What you should do - Would it be possible to write out each entry below exactly, without the pictures?

--- BEGIN Supplied records ---

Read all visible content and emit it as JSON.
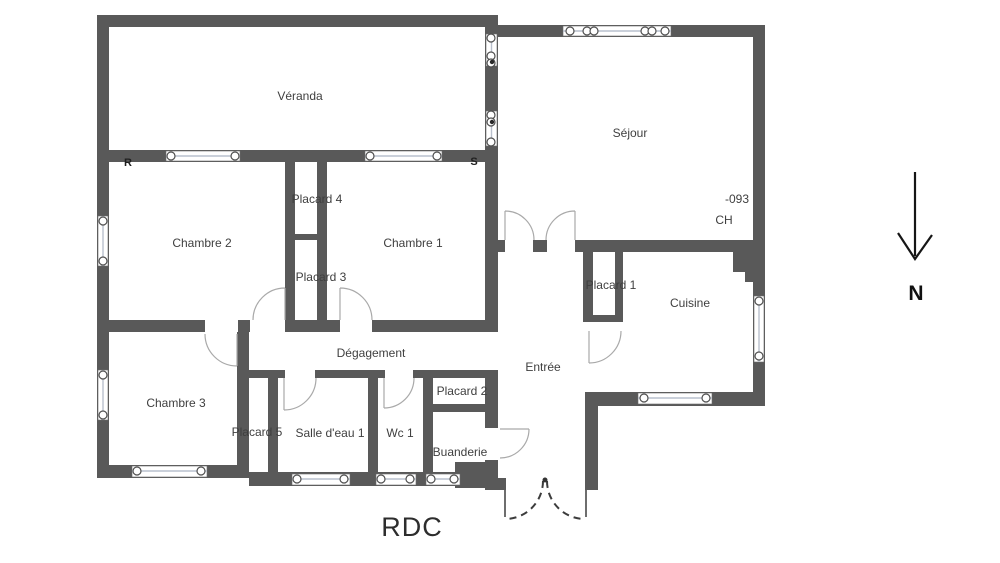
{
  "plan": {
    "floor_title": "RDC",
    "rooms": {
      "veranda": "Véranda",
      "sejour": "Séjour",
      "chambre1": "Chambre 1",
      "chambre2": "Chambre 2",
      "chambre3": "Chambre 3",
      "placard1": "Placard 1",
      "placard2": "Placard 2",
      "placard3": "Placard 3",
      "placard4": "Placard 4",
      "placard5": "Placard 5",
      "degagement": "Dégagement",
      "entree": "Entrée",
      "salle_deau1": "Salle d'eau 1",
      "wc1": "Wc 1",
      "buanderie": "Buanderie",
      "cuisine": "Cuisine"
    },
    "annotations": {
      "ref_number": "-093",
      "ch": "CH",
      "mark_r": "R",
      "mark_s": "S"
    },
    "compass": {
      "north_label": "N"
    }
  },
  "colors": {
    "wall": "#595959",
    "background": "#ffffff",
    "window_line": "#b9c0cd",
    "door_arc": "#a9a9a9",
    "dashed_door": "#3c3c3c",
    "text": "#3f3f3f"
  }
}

--- END Supplied records ---

Exercise solution -
Read all visible content and emit it as JSON.
{
  "plan": {
    "floor_title": "RDC",
    "rooms": {
      "veranda": "Véranda",
      "sejour": "Séjour",
      "chambre1": "Chambre 1",
      "chambre2": "Chambre 2",
      "chambre3": "Chambre 3",
      "placard1": "Placard 1",
      "placard2": "Placard 2",
      "placard3": "Placard 3",
      "placard4": "Placard 4",
      "placard5": "Placard 5",
      "degagement": "Dégagement",
      "entree": "Entrée",
      "salle_deau1": "Salle d'eau 1",
      "wc1": "Wc 1",
      "buanderie": "Buanderie",
      "cuisine": "Cuisine"
    },
    "annotations": {
      "ref_number": "-093",
      "ch": "CH",
      "mark_r": "R",
      "mark_s": "S"
    },
    "compass": {
      "north_label": "N"
    }
  },
  "colors": {
    "wall": "#595959",
    "background": "#ffffff",
    "window_line": "#b9c0cd",
    "door_arc": "#a9a9a9",
    "dashed_door": "#3c3c3c",
    "text": "#3f3f3f"
  }
}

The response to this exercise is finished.